Stated goal: Repeat each line exactly, leaving nothing out.

Extracted records:
* Begin *

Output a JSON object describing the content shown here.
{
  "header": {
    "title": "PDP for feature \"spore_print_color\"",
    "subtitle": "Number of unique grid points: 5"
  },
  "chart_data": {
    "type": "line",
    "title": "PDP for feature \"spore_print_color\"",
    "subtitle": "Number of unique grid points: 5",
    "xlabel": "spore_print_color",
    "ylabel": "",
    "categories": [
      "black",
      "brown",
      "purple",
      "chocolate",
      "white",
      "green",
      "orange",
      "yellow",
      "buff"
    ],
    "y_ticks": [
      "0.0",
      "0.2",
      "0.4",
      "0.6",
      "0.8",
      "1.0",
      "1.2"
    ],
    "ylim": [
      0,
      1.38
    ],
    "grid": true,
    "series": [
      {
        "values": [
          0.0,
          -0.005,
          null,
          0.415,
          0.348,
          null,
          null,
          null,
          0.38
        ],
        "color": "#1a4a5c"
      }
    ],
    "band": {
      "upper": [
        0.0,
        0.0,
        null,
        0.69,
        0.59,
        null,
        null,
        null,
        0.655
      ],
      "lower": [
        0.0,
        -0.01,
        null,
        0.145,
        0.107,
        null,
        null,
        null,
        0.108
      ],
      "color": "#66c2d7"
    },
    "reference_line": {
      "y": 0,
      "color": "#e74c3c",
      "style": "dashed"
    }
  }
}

* End *

Problem solution:
Output a JSON object describing the content shown here.
{
  "header": {
    "title": "PDP for feature \"spore_print_color\"",
    "subtitle": "Number of unique grid points: 5"
  },
  "chart_data": {
    "type": "line",
    "title": "PDP for feature \"spore_print_color\"",
    "subtitle": "Number of unique grid points: 5",
    "xlabel": "spore_print_color",
    "ylabel": "",
    "categories": [
      "black",
      "brown",
      "purple",
      "chocolate",
      "white",
      "green",
      "orange",
      "yellow",
      "buff"
    ],
    "y_ticks": [
      "0.0",
      "0.2",
      "0.4",
      "0.6",
      "0.8",
      "1.0",
      "1.2"
    ],
    "ylim": [
      0,
      1.38
    ],
    "grid": true,
    "series": [
      {
        "values": [
          0.0,
          -0.005,
          null,
          0.415,
          0.348,
          null,
          null,
          null,
          0.38
        ],
        "color": "#1a4a5c"
      }
    ],
    "band": {
      "upper": [
        0.0,
        0.0,
        null,
        0.69,
        0.59,
        null,
        null,
        null,
        0.655
      ],
      "lower": [
        0.0,
        -0.01,
        null,
        0.145,
        0.107,
        null,
        null,
        null,
        0.108
      ],
      "color": "#66c2d7"
    },
    "reference_line": {
      "y": 0,
      "color": "#e74c3c",
      "style": "dashed"
    }
  }
}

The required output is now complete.